=== Exercise ===
Nothing other than the lines from the one containing "Convert this screenshot" through the close of the entries below should be printed, each exactly.

=== Task data ===
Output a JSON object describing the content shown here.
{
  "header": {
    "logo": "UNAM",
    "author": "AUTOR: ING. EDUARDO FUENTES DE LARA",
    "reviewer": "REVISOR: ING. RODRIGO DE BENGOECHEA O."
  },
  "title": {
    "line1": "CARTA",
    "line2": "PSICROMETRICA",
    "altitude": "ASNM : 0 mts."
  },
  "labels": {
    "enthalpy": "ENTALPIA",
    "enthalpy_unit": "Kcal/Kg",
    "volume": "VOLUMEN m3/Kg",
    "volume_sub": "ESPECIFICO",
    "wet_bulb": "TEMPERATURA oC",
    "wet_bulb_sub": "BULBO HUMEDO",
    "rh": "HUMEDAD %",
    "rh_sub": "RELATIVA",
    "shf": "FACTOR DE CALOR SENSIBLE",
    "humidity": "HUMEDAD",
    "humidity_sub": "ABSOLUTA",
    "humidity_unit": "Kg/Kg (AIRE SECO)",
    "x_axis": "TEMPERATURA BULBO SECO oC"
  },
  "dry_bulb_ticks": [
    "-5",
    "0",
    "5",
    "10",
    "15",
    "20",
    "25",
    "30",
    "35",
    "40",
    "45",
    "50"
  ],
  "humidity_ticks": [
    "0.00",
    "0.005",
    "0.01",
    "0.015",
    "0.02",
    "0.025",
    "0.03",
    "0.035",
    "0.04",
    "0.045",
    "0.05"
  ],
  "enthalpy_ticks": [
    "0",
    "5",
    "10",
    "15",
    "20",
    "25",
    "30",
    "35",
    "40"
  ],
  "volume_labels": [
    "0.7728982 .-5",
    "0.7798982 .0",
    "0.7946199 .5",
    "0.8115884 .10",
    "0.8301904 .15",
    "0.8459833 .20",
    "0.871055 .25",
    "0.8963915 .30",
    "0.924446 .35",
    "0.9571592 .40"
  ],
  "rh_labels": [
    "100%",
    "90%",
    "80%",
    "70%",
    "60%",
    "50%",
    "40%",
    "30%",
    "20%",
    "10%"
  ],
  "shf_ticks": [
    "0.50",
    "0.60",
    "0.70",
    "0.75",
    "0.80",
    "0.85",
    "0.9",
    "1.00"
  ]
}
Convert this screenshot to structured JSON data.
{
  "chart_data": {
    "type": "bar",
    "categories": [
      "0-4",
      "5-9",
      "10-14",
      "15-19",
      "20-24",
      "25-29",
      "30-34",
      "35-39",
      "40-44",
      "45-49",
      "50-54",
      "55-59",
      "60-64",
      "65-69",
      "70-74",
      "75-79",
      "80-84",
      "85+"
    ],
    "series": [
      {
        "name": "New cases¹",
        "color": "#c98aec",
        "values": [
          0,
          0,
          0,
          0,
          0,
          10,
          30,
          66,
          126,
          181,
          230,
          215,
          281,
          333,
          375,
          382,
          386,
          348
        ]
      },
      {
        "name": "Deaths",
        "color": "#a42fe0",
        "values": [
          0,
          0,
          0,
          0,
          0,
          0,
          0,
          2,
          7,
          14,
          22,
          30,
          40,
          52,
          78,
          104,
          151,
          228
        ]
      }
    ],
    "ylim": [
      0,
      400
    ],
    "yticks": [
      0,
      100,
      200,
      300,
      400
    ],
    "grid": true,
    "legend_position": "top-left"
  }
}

=== The answer ===
Convert this screenshot to structured JSON data.
{
  "chart_data": {
    "type": "bar",
    "categories": [
      "0-4",
      "5-9",
      "10-14",
      "15-19",
      "20-24",
      "25-29",
      "30-34",
      "35-39",
      "40-44",
      "45-49",
      "50-54",
      "55-59",
      "60-64",
      "65-69",
      "70-74",
      "75-79",
      "80-84",
      "85+"
    ],
    "series": [
      {
        "name": "New cases¹",
        "color": "#c98aec",
        "values": [
          0,
          0,
          0,
          0,
          0,
          10,
          30,
          66,
          126,
          181,
          230,
          215,
          281,
          333,
          375,
          382,
          386,
          348
        ]
      },
      {
        "name": "Deaths",
        "color": "#a42fe0",
        "values": [
          0,
          0,
          0,
          0,
          0,
          0,
          0,
          2,
          7,
          14,
          22,
          30,
          40,
          52,
          78,
          104,
          151,
          228
        ]
      }
    ],
    "ylim": [
      0,
      400
    ],
    "yticks": [
      0,
      100,
      200,
      300,
      400
    ],
    "grid": true,
    "legend_position": "top-left"
  }
}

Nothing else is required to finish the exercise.